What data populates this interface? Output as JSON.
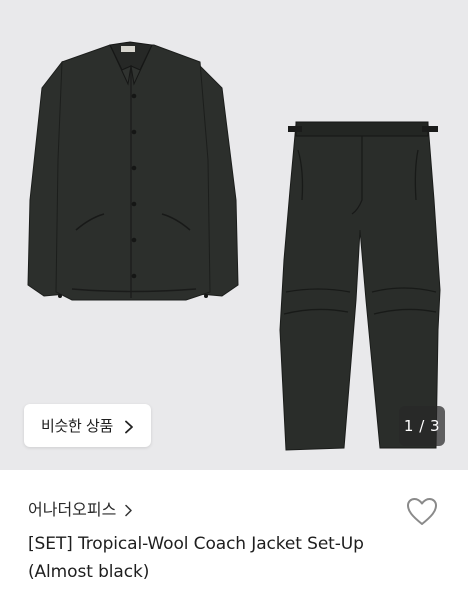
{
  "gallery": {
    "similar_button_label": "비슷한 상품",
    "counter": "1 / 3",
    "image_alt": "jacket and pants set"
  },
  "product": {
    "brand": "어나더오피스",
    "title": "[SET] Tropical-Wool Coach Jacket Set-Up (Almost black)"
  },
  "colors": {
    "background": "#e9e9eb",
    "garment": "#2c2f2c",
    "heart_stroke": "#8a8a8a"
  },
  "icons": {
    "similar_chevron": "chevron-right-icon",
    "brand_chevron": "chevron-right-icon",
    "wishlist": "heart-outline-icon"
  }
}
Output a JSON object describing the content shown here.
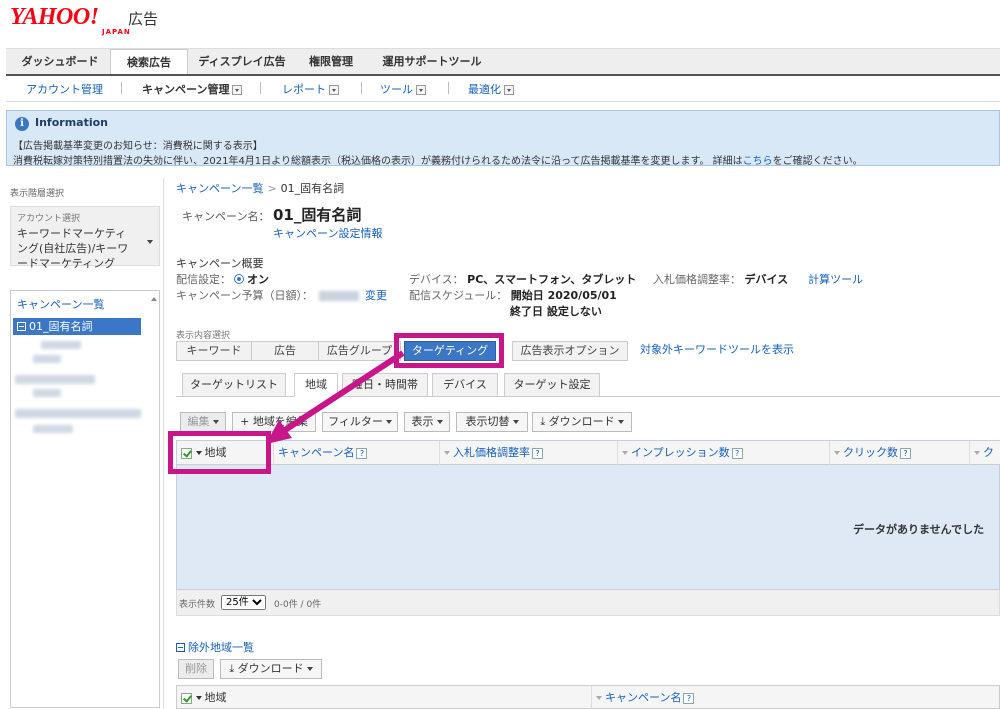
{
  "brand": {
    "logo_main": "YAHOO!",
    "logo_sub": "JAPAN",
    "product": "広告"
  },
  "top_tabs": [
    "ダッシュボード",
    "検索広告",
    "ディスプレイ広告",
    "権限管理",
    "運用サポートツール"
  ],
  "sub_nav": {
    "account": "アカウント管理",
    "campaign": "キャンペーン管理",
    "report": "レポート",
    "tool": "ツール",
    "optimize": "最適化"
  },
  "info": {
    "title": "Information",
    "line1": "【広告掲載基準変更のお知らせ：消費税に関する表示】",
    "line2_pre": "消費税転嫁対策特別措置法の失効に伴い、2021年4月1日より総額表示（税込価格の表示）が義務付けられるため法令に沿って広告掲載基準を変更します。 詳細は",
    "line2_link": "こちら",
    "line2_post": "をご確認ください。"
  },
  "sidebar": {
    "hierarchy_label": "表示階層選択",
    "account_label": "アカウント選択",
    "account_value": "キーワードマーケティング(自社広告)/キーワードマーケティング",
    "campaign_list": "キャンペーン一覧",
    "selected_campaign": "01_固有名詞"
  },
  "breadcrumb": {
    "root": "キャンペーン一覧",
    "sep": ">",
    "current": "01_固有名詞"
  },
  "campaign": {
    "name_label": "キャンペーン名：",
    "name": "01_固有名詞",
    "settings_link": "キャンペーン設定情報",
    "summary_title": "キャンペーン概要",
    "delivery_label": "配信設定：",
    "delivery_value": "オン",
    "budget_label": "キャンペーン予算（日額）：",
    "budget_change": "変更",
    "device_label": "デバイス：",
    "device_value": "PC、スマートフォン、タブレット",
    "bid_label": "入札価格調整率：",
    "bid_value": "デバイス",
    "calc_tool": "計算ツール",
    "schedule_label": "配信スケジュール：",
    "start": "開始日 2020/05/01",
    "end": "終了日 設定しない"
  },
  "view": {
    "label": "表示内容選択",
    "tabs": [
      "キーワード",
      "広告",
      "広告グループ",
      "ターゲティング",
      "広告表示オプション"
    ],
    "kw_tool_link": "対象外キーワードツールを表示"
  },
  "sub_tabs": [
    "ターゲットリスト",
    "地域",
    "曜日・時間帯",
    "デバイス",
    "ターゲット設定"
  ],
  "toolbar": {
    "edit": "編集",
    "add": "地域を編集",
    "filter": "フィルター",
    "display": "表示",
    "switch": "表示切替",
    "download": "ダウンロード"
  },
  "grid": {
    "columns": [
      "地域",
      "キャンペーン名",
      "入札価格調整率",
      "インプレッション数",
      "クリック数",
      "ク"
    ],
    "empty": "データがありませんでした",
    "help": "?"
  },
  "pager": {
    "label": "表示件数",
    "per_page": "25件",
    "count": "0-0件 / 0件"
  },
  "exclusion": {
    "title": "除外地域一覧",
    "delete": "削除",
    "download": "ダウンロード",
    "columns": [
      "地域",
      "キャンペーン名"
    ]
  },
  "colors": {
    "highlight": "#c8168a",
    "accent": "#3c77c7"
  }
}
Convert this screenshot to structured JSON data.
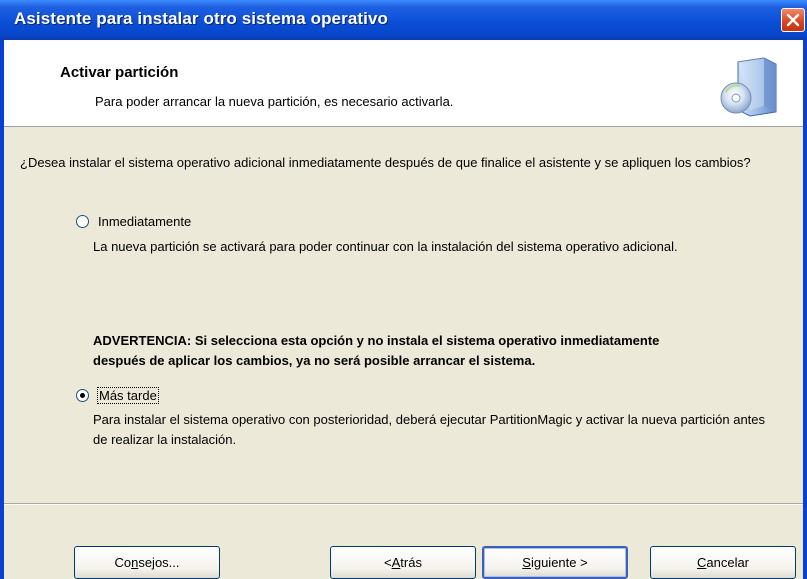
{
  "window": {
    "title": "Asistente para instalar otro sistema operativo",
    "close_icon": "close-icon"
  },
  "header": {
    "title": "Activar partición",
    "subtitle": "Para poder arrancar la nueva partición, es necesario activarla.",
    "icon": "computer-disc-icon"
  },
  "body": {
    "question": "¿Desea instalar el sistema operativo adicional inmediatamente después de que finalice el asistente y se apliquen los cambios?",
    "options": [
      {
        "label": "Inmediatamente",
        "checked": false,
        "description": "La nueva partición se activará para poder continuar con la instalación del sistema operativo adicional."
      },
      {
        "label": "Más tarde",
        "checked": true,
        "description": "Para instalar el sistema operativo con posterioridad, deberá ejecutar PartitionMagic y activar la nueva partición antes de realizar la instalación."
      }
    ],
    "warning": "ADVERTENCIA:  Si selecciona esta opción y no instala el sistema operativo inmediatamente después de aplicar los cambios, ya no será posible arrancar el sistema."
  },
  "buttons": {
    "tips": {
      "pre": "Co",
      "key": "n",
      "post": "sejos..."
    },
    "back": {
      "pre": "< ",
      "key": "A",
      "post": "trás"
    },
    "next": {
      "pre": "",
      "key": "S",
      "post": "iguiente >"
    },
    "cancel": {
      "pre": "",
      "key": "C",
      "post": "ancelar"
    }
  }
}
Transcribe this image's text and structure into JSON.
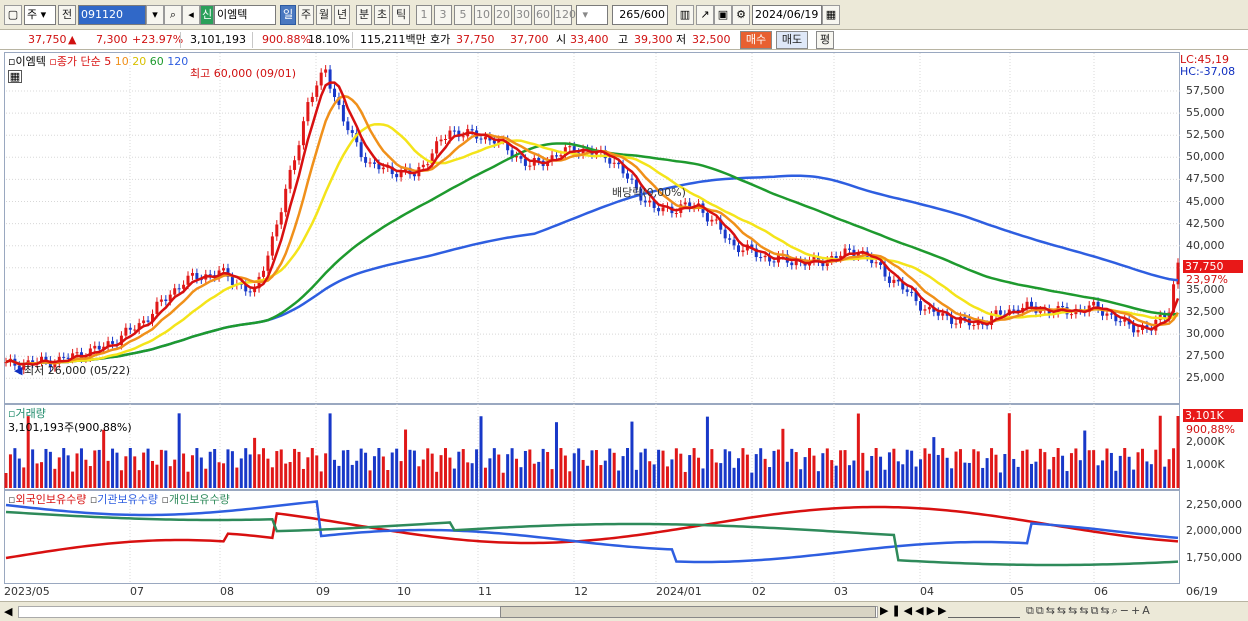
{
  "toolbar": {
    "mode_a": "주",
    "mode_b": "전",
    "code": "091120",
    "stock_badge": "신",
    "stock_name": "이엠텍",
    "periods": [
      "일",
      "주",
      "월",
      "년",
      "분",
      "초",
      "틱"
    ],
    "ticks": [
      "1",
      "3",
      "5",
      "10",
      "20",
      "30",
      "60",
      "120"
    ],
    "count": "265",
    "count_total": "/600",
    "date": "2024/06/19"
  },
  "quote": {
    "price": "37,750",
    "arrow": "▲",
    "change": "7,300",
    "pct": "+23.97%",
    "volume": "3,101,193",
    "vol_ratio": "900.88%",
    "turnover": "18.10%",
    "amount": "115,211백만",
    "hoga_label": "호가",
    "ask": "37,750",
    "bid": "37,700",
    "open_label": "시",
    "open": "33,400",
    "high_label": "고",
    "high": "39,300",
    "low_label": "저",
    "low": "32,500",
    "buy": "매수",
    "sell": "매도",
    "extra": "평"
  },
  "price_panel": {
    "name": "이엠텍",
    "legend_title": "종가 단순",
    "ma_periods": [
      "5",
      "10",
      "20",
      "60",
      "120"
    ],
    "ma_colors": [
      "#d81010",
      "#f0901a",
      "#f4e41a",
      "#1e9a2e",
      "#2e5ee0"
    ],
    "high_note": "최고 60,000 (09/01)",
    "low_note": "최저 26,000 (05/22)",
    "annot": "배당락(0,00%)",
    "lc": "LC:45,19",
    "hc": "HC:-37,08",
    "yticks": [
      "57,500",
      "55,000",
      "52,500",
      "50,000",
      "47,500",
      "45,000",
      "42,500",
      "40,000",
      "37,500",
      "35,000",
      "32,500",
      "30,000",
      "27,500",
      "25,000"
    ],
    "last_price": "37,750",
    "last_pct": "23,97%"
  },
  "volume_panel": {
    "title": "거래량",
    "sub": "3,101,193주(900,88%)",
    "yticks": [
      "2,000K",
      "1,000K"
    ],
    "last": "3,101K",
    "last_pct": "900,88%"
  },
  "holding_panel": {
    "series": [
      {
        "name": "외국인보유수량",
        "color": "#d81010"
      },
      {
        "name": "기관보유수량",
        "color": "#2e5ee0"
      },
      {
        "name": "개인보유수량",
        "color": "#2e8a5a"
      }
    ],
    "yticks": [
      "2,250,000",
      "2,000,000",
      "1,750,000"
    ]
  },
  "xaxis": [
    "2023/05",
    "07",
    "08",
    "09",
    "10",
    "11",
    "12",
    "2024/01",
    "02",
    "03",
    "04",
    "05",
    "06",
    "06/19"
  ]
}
=-=-=
- Problem to solve
Omit every picture, then reproduce the rest of the listing exactly.

- Written response
What data populates this interface? Output as JSON.
{
  "gallery": {
    "similar_button_label": "비슷한 상품",
    "counter": "1 / 3",
    "image_alt": "jacket and pants set"
  },
  "product": {
    "brand": "어나더오피스",
    "title": "[SET] Tropical-Wool Coach Jacket Set-Up (Almost black)"
  },
  "colors": {
    "background": "#e9e9eb",
    "garment": "#2c2f2c",
    "heart_stroke": "#8a8a8a"
  },
  "icons": {
    "similar_chevron": "chevron-right-icon",
    "brand_chevron": "chevron-right-icon",
    "wishlist": "heart-outline-icon"
  }
}
Output a JSON object describing the content shown here.
{
  "brand": {
    "logo_main": "YAHOO!",
    "logo_sub": "JAPAN",
    "product": "広告"
  },
  "top_tabs": [
    "ダッシュボード",
    "検索広告",
    "ディスプレイ広告",
    "権限管理",
    "運用サポートツール"
  ],
  "sub_nav": {
    "account": "アカウント管理",
    "campaign": "キャンペーン管理",
    "report": "レポート",
    "tool": "ツール",
    "optimize": "最適化"
  },
  "info": {
    "title": "Information",
    "line1": "【広告掲載基準変更のお知らせ：消費税に関する表示】",
    "line2_pre": "消費税転嫁対策特別措置法の失効に伴い、2021年4月1日より総額表示（税込価格の表示）が義務付けられるため法令に沿って広告掲載基準を変更します。 詳細は",
    "line2_link": "こちら",
    "line2_post": "をご確認ください。"
  },
  "sidebar": {
    "hierarchy_label": "表示階層選択",
    "account_label": "アカウント選択",
    "account_value": "キーワードマーケティング(自社広告)/キーワードマーケティング",
    "campaign_list": "キャンペーン一覧",
    "selected_campaign": "01_固有名詞"
  },
  "breadcrumb": {
    "root": "キャンペーン一覧",
    "sep": ">",
    "current": "01_固有名詞"
  },
  "campaign": {
    "name_label": "キャンペーン名：",
    "name": "01_固有名詞",
    "settings_link": "キャンペーン設定情報",
    "summary_title": "キャンペーン概要",
    "delivery_label": "配信設定：",
    "delivery_value": "オン",
    "budget_label": "キャンペーン予算（日額）：",
    "budget_change": "変更",
    "device_label": "デバイス：",
    "device_value": "PC、スマートフォン、タブレット",
    "bid_label": "入札価格調整率：",
    "bid_value": "デバイス",
    "calc_tool": "計算ツール",
    "schedule_label": "配信スケジュール：",
    "start": "開始日 2020/05/01",
    "end": "終了日 設定しない"
  },
  "view": {
    "label": "表示内容選択",
    "tabs": [
      "キーワード",
      "広告",
      "広告グループ",
      "ターゲティング",
      "広告表示オプション"
    ],
    "kw_tool_link": "対象外キーワードツールを表示"
  },
  "sub_tabs": [
    "ターゲットリスト",
    "地域",
    "曜日・時間帯",
    "デバイス",
    "ターゲット設定"
  ],
  "toolbar": {
    "edit": "編集",
    "add": "地域を編集",
    "filter": "フィルター",
    "display": "表示",
    "switch": "表示切替",
    "download": "ダウンロード"
  },
  "grid": {
    "columns": [
      "地域",
      "キャンペーン名",
      "入札価格調整率",
      "インプレッション数",
      "クリック数",
      "ク"
    ],
    "empty": "データがありませんでした",
    "help": "?"
  },
  "pager": {
    "label": "表示件数",
    "per_page": "25件",
    "count": "0-0件 / 0件"
  },
  "exclusion": {
    "title": "除外地域一覧",
    "delete": "削除",
    "download": "ダウンロード",
    "columns": [
      "地域",
      "キャンペーン名"
    ]
  },
  "colors": {
    "highlight": "#c8168a",
    "accent": "#3c77c7"
  }
}
Convert this screenshot to structured JSON data.
{
  "window": {
    "title": "Asistente para instalar otro sistema operativo",
    "close_icon": "close-icon"
  },
  "header": {
    "title": "Activar partición",
    "subtitle": "Para poder arrancar la nueva partición, es necesario activarla.",
    "icon": "computer-disc-icon"
  },
  "body": {
    "question": "¿Desea instalar el sistema operativo adicional inmediatamente después de que finalice el asistente y se apliquen los cambios?",
    "options": [
      {
        "label": "Inmediatamente",
        "checked": false,
        "description": "La nueva partición se activará para poder continuar con la instalación del sistema operativo adicional."
      },
      {
        "label": "Más tarde",
        "checked": true,
        "description": "Para instalar el sistema operativo con posterioridad, deberá ejecutar PartitionMagic y activar la nueva partición antes de realizar la instalación."
      }
    ],
    "warning": "ADVERTENCIA:  Si selecciona esta opción y no instala el sistema operativo inmediatamente después de aplicar los cambios, ya no será posible arrancar el sistema."
  },
  "buttons": {
    "tips": {
      "pre": "Co",
      "key": "n",
      "post": "sejos..."
    },
    "back": {
      "pre": "< ",
      "key": "A",
      "post": "trás"
    },
    "next": {
      "pre": "",
      "key": "S",
      "post": "iguiente >"
    },
    "cancel": {
      "pre": "",
      "key": "C",
      "post": "ancelar"
    }
  }
}
Transcribe this image's text and structure into JSON.
{
  "toolbar": {
    "mode_a": "주",
    "mode_b": "전",
    "code": "091120",
    "stock_badge": "신",
    "stock_name": "이엠텍",
    "periods": [
      "일",
      "주",
      "월",
      "년",
      "분",
      "초",
      "틱"
    ],
    "ticks": [
      "1",
      "3",
      "5",
      "10",
      "20",
      "30",
      "60",
      "120"
    ],
    "count": "265",
    "count_total": "/600",
    "date": "2024/06/19"
  },
  "quote": {
    "price": "37,750",
    "arrow": "▲",
    "change": "7,300",
    "pct": "+23.97%",
    "volume": "3,101,193",
    "vol_ratio": "900.88%",
    "turnover": "18.10%",
    "amount": "115,211백만",
    "hoga_label": "호가",
    "ask": "37,750",
    "bid": "37,700",
    "open_label": "시",
    "open": "33,400",
    "high_label": "고",
    "high": "39,300",
    "low_label": "저",
    "low": "32,500",
    "buy": "매수",
    "sell": "매도",
    "extra": "평"
  },
  "price_panel": {
    "name": "이엠텍",
    "legend_title": "종가 단순",
    "ma_periods": [
      "5",
      "10",
      "20",
      "60",
      "120"
    ],
    "ma_colors": [
      "#d81010",
      "#f0901a",
      "#f4e41a",
      "#1e9a2e",
      "#2e5ee0"
    ],
    "high_note": "최고 60,000 (09/01)",
    "low_note": "최저 26,000 (05/22)",
    "annot": "배당락(0,00%)",
    "lc": "LC:45,19",
    "hc": "HC:-37,08",
    "yticks": [
      "57,500",
      "55,000",
      "52,500",
      "50,000",
      "47,500",
      "45,000",
      "42,500",
      "40,000",
      "37,500",
      "35,000",
      "32,500",
      "30,000",
      "27,500",
      "25,000"
    ],
    "last_price": "37,750",
    "last_pct": "23,97%"
  },
  "volume_panel": {
    "title": "거래량",
    "sub": "3,101,193주(900,88%)",
    "yticks": [
      "2,000K",
      "1,000K"
    ],
    "last": "3,101K",
    "last_pct": "900,88%"
  },
  "holding_panel": {
    "series": [
      {
        "name": "외국인보유수량",
        "color": "#d81010"
      },
      {
        "name": "기관보유수량",
        "color": "#2e5ee0"
      },
      {
        "name": "개인보유수량",
        "color": "#2e8a5a"
      }
    ],
    "yticks": [
      "2,250,000",
      "2,000,000",
      "1,750,000"
    ]
  },
  "xaxis": [
    "2023/05",
    "07",
    "08",
    "09",
    "10",
    "11",
    "12",
    "2024/01",
    "02",
    "03",
    "04",
    "05",
    "06",
    "06/19"
  ]
}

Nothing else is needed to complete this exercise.